---------- MATERIAL FOR THE TASK ----------

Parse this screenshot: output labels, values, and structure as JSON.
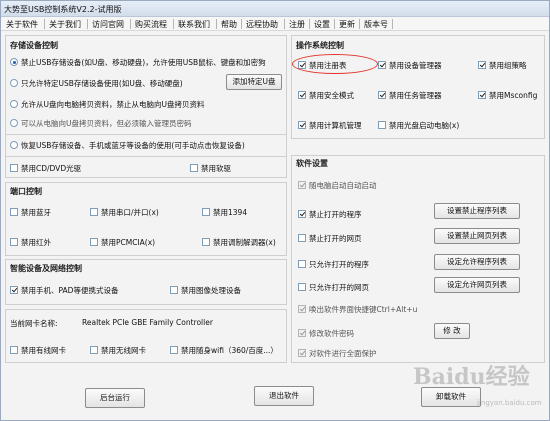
{
  "window": {
    "title": "大势至USB控制系统V2.2-试用版"
  },
  "menu": [
    "关于软件",
    "关于我们",
    "访问官网",
    "购买流程",
    "联系我们",
    "帮助",
    "远程协助",
    "注册",
    "设置",
    "更新",
    "版本号"
  ],
  "storage": {
    "title": "存储设备控制",
    "options": [
      {
        "label": "禁止USB存储设备(如U盘、移动硬盘)，允许使用USB鼠标、键盘和加密狗",
        "checked": true
      },
      {
        "label": "只允许特定USB存储设备使用(如U盘、移动硬盘)",
        "checked": false
      },
      {
        "label": "允许从U盘向电脑拷贝资料，禁止从电脑向U盘拷贝资料",
        "checked": false
      },
      {
        "label": "可以从电脑向U盘拷贝资料，但必须输入管理员密码",
        "checked": false
      },
      {
        "label": "恢复USB存储设备、手机或蓝牙等设备的使用(可手动点击恢复设备)",
        "checked": false
      }
    ],
    "add_button": "添加特定U盘",
    "cd": "禁用CD/DVD光驱",
    "floppy": "禁用软驱"
  },
  "ports": {
    "title": "端口控制",
    "items": [
      "禁用蓝牙",
      "禁用串口/并口(x)",
      "禁用1394",
      "禁用红外",
      "禁用PCMCIA(x)",
      "禁用调制解调器(x)"
    ]
  },
  "smart": {
    "title": "智能设备及网络控制",
    "phone": "禁用手机、PAD等便携式设备",
    "imaging": "禁用图像处理设备"
  },
  "nic": {
    "label": "当前网卡名称:",
    "value": "Realtek PCIe GBE Family Controller",
    "wired": "禁用有线网卡",
    "wireless": "禁用无线网卡",
    "wifi": "禁用随身wifi（360/百度...）"
  },
  "os": {
    "title": "操作系统控制",
    "items": [
      {
        "label": "禁用注册表",
        "checked": true
      },
      {
        "label": "禁用设备管理器",
        "checked": true
      },
      {
        "label": "禁用组策略",
        "checked": true
      },
      {
        "label": "禁用安全模式",
        "checked": true
      },
      {
        "label": "禁用任务管理器",
        "checked": true
      },
      {
        "label": "禁用Msconfig",
        "checked": true
      },
      {
        "label": "禁用计算机管理",
        "checked": true
      },
      {
        "label": "禁用光盘启动电脑(x)",
        "checked": false
      }
    ]
  },
  "software": {
    "title": "软件设置",
    "items": [
      {
        "label": "随电脑启动自动启动",
        "checked": true,
        "disabled": true
      },
      {
        "label": "禁止打开的程序",
        "checked": true,
        "disabled": false
      },
      {
        "label": "禁止打开的网页",
        "checked": false,
        "disabled": false
      },
      {
        "label": "只允许打开的程序",
        "checked": false,
        "disabled": false
      },
      {
        "label": "只允许打开的网页",
        "checked": false,
        "disabled": false
      },
      {
        "label": "唤出软件界面快捷键Ctrl+Alt+u",
        "checked": true,
        "disabled": true
      },
      {
        "label": "修改软件密码",
        "checked": true,
        "disabled": true
      },
      {
        "label": "对软件进行全面保护",
        "checked": true,
        "disabled": true
      }
    ],
    "buttons": [
      "设置禁止程序列表",
      "设置禁止网页列表",
      "设定允许程序列表",
      "设定允许网页列表",
      "修 改"
    ]
  },
  "footer": {
    "background": "后台运行",
    "exit": "退出软件",
    "uninstall": "卸载软件"
  },
  "watermark": {
    "main": "Baidu经验",
    "sub": "jingyan.baidu.com"
  }
}
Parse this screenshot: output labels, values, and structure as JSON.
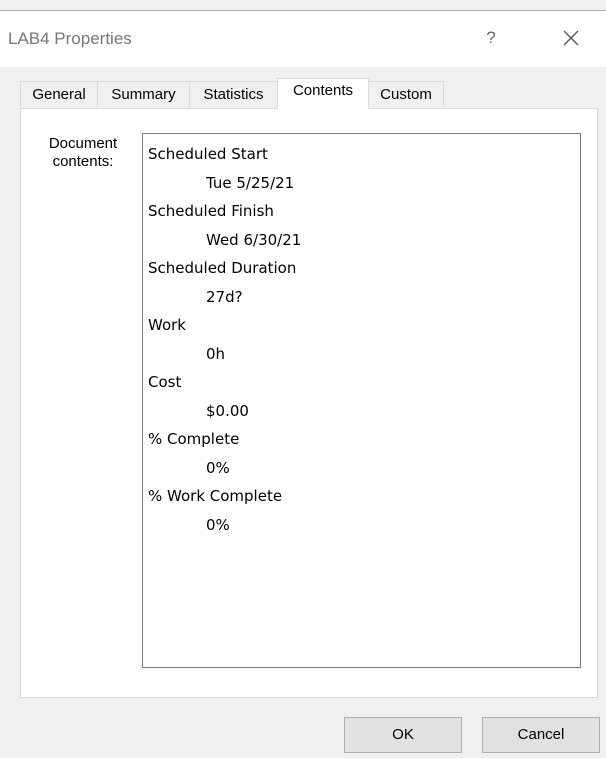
{
  "window": {
    "title": "LAB4 Properties",
    "help_label": "?",
    "close_icon": "close-icon"
  },
  "tabs": [
    {
      "label": "General"
    },
    {
      "label": "Summary"
    },
    {
      "label": "Statistics"
    },
    {
      "label": "Contents",
      "active": true
    },
    {
      "label": "Custom"
    }
  ],
  "contents_tab": {
    "label": "Document contents:",
    "items": [
      {
        "property": "Scheduled Start",
        "value": "Tue 5/25/21"
      },
      {
        "property": "Scheduled Finish",
        "value": "Wed 6/30/21"
      },
      {
        "property": "Scheduled Duration",
        "value": "27d?"
      },
      {
        "property": "Work",
        "value": "0h"
      },
      {
        "property": "Cost",
        "value": "$0.00"
      },
      {
        "property": "% Complete",
        "value": "0%"
      },
      {
        "property": "% Work Complete",
        "value": "0%"
      }
    ]
  },
  "buttons": {
    "ok": "OK",
    "cancel": "Cancel"
  }
}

----------

SHORT EXERCISE:
Your copy of the data should match it exactly, except that pictures are left out.

FINISHED EXERCISE:
Parse this screenshot: output labels, values, and structure as JSON.
{
  "window": {
    "title": "大势至USB控制系统V2.2-试用版"
  },
  "menu": [
    "关于软件",
    "关于我们",
    "访问官网",
    "购买流程",
    "联系我们",
    "帮助",
    "远程协助",
    "注册",
    "设置",
    "更新",
    "版本号"
  ],
  "storage": {
    "title": "存储设备控制",
    "options": [
      {
        "label": "禁止USB存储设备(如U盘、移动硬盘)，允许使用USB鼠标、键盘和加密狗",
        "checked": true
      },
      {
        "label": "只允许特定USB存储设备使用(如U盘、移动硬盘)",
        "checked": false
      },
      {
        "label": "允许从U盘向电脑拷贝资料，禁止从电脑向U盘拷贝资料",
        "checked": false
      },
      {
        "label": "可以从电脑向U盘拷贝资料，但必须输入管理员密码",
        "checked": false
      },
      {
        "label": "恢复USB存储设备、手机或蓝牙等设备的使用(可手动点击恢复设备)",
        "checked": false
      }
    ],
    "add_button": "添加特定U盘",
    "cd": "禁用CD/DVD光驱",
    "floppy": "禁用软驱"
  },
  "ports": {
    "title": "端口控制",
    "items": [
      "禁用蓝牙",
      "禁用串口/并口(x)",
      "禁用1394",
      "禁用红外",
      "禁用PCMCIA(x)",
      "禁用调制解调器(x)"
    ]
  },
  "smart": {
    "title": "智能设备及网络控制",
    "phone": "禁用手机、PAD等便携式设备",
    "imaging": "禁用图像处理设备"
  },
  "nic": {
    "label": "当前网卡名称:",
    "value": "Realtek PCIe GBE Family Controller",
    "wired": "禁用有线网卡",
    "wireless": "禁用无线网卡",
    "wifi": "禁用随身wifi（360/百度...）"
  },
  "os": {
    "title": "操作系统控制",
    "items": [
      {
        "label": "禁用注册表",
        "checked": true
      },
      {
        "label": "禁用设备管理器",
        "checked": true
      },
      {
        "label": "禁用组策略",
        "checked": true
      },
      {
        "label": "禁用安全模式",
        "checked": true
      },
      {
        "label": "禁用任务管理器",
        "checked": true
      },
      {
        "label": "禁用Msconfig",
        "checked": true
      },
      {
        "label": "禁用计算机管理",
        "checked": true
      },
      {
        "label": "禁用光盘启动电脑(x)",
        "checked": false
      }
    ]
  },
  "software": {
    "title": "软件设置",
    "items": [
      {
        "label": "随电脑启动自动启动",
        "checked": true,
        "disabled": true
      },
      {
        "label": "禁止打开的程序",
        "checked": true,
        "disabled": false
      },
      {
        "label": "禁止打开的网页",
        "checked": false,
        "disabled": false
      },
      {
        "label": "只允许打开的程序",
        "checked": false,
        "disabled": false
      },
      {
        "label": "只允许打开的网页",
        "checked": false,
        "disabled": false
      },
      {
        "label": "唤出软件界面快捷键Ctrl+Alt+u",
        "checked": true,
        "disabled": true
      },
      {
        "label": "修改软件密码",
        "checked": true,
        "disabled": true
      },
      {
        "label": "对软件进行全面保护",
        "checked": true,
        "disabled": true
      }
    ],
    "buttons": [
      "设置禁止程序列表",
      "设置禁止网页列表",
      "设定允许程序列表",
      "设定允许网页列表",
      "修 改"
    ]
  },
  "footer": {
    "background": "后台运行",
    "exit": "退出软件",
    "uninstall": "卸载软件"
  },
  "watermark": {
    "main": "Baidu经验",
    "sub": "jingyan.baidu.com"
  }
}
Parse this screenshot: output labels, values, and structure as JSON.
{
  "window": {
    "title": "LAB4 Properties",
    "help_label": "?",
    "close_icon": "close-icon"
  },
  "tabs": [
    {
      "label": "General"
    },
    {
      "label": "Summary"
    },
    {
      "label": "Statistics"
    },
    {
      "label": "Contents",
      "active": true
    },
    {
      "label": "Custom"
    }
  ],
  "contents_tab": {
    "label": "Document contents:",
    "items": [
      {
        "property": "Scheduled Start",
        "value": "Tue 5/25/21"
      },
      {
        "property": "Scheduled Finish",
        "value": "Wed 6/30/21"
      },
      {
        "property": "Scheduled Duration",
        "value": "27d?"
      },
      {
        "property": "Work",
        "value": "0h"
      },
      {
        "property": "Cost",
        "value": "$0.00"
      },
      {
        "property": "% Complete",
        "value": "0%"
      },
      {
        "property": "% Work Complete",
        "value": "0%"
      }
    ]
  },
  "buttons": {
    "ok": "OK",
    "cancel": "Cancel"
  }
}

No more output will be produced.